* _WHAT IS NEEDED_
Restate every line of the material, word for word.

* _RECORDED DATA_

########################################

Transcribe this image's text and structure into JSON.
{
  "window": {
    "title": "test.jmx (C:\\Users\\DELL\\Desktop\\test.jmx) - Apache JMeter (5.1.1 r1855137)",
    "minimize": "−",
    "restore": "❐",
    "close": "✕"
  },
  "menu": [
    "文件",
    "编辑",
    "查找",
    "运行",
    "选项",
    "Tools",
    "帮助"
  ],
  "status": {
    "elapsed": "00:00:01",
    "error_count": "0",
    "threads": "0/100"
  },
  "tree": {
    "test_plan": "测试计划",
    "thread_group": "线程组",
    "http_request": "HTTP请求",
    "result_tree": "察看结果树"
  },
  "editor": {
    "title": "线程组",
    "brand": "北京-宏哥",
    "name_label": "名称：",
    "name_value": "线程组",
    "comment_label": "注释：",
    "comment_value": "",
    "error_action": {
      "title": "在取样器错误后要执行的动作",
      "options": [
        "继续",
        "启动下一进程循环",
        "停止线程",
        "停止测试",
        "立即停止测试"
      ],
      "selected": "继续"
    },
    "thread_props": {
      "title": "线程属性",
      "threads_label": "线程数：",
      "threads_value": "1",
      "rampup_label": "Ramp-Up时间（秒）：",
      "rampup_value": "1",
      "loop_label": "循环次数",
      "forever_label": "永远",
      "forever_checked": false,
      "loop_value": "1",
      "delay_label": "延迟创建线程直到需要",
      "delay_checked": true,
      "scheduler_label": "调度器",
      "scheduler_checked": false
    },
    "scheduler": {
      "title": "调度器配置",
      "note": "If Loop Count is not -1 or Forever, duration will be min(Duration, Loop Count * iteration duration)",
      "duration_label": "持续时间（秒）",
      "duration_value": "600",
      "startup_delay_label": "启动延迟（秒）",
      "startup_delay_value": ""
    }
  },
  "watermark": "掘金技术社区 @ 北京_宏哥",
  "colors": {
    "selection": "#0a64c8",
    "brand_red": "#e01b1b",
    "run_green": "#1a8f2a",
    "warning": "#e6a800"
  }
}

########################################

* _RIGHT ANSWER_
Transcribe this image's text and structure into JSON.
{
  "window": {
    "title": "test.jmx (C:\\Users\\DELL\\Desktop\\test.jmx) - Apache JMeter (5.1.1 r1855137)",
    "minimize": "−",
    "restore": "❐",
    "close": "✕"
  },
  "menu": [
    "文件",
    "编辑",
    "查找",
    "运行",
    "选项",
    "Tools",
    "帮助"
  ],
  "status": {
    "elapsed": "00:00:01",
    "error_count": "0",
    "threads": "0/100"
  },
  "tree": {
    "test_plan": "测试计划",
    "thread_group": "线程组",
    "http_request": "HTTP请求",
    "result_tree": "察看结果树"
  },
  "editor": {
    "title": "线程组",
    "brand": "北京-宏哥",
    "name_label": "名称：",
    "name_value": "线程组",
    "comment_label": "注释：",
    "comment_value": "",
    "error_action": {
      "title": "在取样器错误后要执行的动作",
      "options": [
        "继续",
        "启动下一进程循环",
        "停止线程",
        "停止测试",
        "立即停止测试"
      ],
      "selected": "继续"
    },
    "thread_props": {
      "title": "线程属性",
      "threads_label": "线程数：",
      "threads_value": "1",
      "rampup_label": "Ramp-Up时间（秒）：",
      "rampup_value": "1",
      "loop_label": "循环次数",
      "forever_label": "永远",
      "forever_checked": false,
      "loop_value": "1",
      "delay_label": "延迟创建线程直到需要",
      "delay_checked": true,
      "scheduler_label": "调度器",
      "scheduler_checked": false
    },
    "scheduler": {
      "title": "调度器配置",
      "note": "If Loop Count is not -1 or Forever, duration will be min(Duration, Loop Count * iteration duration)",
      "duration_label": "持续时间（秒）",
      "duration_value": "600",
      "startup_delay_label": "启动延迟（秒）",
      "startup_delay_value": ""
    }
  },
  "watermark": "掘金技术社区 @ 北京_宏哥",
  "colors": {
    "selection": "#0a64c8",
    "brand_red": "#e01b1b",
    "run_green": "#1a8f2a",
    "warning": "#e6a800"
  }
}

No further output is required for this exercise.